Exercise requirements: Wherever the string "name" occurs in a line of these records, report that line.

Given data:
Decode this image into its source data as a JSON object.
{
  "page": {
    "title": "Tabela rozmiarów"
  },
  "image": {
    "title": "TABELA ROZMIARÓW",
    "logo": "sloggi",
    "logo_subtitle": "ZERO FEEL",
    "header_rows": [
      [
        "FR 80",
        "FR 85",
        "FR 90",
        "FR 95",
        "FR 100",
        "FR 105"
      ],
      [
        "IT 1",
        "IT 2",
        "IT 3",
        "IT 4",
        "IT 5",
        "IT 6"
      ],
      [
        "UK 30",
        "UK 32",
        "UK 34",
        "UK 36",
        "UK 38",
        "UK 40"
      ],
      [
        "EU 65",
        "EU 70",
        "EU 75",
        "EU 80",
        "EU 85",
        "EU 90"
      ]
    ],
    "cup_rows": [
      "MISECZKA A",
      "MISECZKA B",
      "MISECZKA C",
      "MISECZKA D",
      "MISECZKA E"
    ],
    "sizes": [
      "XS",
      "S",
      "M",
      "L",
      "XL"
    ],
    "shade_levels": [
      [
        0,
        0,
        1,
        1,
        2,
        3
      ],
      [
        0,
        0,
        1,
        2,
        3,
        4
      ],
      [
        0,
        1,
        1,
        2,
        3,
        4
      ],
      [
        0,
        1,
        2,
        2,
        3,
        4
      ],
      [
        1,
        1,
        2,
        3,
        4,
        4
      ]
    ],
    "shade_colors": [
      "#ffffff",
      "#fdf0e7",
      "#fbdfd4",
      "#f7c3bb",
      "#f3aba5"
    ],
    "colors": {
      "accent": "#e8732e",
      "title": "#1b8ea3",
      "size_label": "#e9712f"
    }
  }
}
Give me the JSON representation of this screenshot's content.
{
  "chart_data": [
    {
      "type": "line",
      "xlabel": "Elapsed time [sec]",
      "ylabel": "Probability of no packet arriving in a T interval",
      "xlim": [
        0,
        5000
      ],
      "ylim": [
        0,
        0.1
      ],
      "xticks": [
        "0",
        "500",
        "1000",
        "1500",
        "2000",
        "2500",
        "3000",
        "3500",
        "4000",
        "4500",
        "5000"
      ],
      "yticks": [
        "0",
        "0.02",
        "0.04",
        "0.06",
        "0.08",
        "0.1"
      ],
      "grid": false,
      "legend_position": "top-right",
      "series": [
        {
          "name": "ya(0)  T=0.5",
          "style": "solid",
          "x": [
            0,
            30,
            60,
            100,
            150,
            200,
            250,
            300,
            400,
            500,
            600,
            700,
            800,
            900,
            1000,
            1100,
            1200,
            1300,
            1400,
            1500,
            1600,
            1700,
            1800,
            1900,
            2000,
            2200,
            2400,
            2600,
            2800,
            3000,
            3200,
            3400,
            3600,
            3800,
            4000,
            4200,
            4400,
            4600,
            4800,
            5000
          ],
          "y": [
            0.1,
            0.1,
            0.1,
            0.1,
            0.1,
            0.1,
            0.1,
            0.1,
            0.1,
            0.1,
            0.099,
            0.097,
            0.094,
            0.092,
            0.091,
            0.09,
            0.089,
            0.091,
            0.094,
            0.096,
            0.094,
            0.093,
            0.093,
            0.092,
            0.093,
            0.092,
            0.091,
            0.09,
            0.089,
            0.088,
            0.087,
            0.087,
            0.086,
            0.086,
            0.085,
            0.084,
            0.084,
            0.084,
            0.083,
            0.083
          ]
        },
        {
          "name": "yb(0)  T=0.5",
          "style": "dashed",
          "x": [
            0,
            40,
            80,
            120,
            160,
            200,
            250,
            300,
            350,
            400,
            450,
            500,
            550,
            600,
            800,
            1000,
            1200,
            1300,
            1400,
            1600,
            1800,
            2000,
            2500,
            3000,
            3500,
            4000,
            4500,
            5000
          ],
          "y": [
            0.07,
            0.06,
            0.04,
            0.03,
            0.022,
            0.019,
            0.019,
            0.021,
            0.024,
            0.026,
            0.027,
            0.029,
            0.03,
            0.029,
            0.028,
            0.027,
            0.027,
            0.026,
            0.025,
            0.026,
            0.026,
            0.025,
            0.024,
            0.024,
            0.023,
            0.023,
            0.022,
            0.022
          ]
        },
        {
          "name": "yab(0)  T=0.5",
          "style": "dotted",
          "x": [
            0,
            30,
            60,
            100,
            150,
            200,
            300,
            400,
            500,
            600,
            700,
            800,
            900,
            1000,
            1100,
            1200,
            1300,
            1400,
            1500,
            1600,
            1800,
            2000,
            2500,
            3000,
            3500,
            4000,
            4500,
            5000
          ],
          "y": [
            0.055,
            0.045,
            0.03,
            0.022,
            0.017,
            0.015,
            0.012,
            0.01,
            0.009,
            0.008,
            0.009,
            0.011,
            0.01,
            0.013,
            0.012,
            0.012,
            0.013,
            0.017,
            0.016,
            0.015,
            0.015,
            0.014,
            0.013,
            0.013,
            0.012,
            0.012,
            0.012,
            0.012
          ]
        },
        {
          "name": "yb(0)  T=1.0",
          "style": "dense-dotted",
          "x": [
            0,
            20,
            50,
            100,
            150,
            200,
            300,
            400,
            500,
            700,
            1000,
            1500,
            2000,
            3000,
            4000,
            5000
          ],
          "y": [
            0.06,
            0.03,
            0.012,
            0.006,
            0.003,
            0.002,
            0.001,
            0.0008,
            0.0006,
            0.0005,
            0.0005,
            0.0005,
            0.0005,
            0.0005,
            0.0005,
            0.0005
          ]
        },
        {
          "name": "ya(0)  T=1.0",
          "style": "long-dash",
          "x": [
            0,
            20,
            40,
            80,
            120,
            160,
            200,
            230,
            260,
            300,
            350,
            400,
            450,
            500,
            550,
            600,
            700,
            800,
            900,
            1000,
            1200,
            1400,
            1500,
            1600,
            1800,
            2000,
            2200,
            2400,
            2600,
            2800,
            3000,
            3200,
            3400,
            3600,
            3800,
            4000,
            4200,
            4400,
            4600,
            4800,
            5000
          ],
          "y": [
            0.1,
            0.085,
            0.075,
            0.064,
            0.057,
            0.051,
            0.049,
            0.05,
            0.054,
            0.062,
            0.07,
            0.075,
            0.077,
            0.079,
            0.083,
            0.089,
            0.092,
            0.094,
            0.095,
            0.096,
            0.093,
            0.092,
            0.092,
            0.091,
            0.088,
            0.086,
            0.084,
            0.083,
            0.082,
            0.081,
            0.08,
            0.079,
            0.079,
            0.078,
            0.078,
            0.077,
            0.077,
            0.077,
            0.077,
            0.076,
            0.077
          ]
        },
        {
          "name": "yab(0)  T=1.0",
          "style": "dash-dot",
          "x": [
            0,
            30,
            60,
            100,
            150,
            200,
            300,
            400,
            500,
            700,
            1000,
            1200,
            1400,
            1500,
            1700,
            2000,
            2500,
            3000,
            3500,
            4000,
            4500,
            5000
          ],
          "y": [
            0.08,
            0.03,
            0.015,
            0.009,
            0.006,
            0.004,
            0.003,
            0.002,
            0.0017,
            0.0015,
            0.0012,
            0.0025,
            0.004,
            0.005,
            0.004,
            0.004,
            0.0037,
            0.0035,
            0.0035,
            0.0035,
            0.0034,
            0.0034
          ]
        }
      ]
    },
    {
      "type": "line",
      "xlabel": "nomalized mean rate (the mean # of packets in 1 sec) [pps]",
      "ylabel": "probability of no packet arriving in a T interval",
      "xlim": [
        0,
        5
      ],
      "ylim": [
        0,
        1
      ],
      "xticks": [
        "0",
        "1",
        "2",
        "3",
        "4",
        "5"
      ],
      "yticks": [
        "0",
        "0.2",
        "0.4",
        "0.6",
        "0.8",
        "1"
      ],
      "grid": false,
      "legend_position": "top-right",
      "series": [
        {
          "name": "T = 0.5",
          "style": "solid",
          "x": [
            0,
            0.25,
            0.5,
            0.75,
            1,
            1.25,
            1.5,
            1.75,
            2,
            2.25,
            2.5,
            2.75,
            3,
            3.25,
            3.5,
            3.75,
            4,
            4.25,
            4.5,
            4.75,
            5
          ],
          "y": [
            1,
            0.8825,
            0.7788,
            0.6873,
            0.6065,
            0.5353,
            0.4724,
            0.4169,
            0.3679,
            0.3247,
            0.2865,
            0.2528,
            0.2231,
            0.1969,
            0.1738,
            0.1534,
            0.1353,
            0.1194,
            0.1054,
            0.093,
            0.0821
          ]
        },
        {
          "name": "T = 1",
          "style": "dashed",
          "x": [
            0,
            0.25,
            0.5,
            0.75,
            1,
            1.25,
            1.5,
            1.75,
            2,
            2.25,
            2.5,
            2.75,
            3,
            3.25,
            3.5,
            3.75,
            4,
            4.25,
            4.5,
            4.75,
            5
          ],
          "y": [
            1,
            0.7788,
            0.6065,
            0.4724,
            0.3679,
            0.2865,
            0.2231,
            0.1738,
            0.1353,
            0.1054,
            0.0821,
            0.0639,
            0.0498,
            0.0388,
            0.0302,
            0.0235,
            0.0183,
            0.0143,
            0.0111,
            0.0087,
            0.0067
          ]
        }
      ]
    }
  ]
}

Written response:
          "name": "ya(0)  T=0.5",
          "name": "yb(0)  T=0.5",
          "name": "yab(0)  T=0.5",
          "name": "yb(0)  T=1.0",
          "name": "ya(0)  T=1.0",
          "name": "yab(0)  T=1.0",
          "name": "T = 0.5",
          "name": "T = 1",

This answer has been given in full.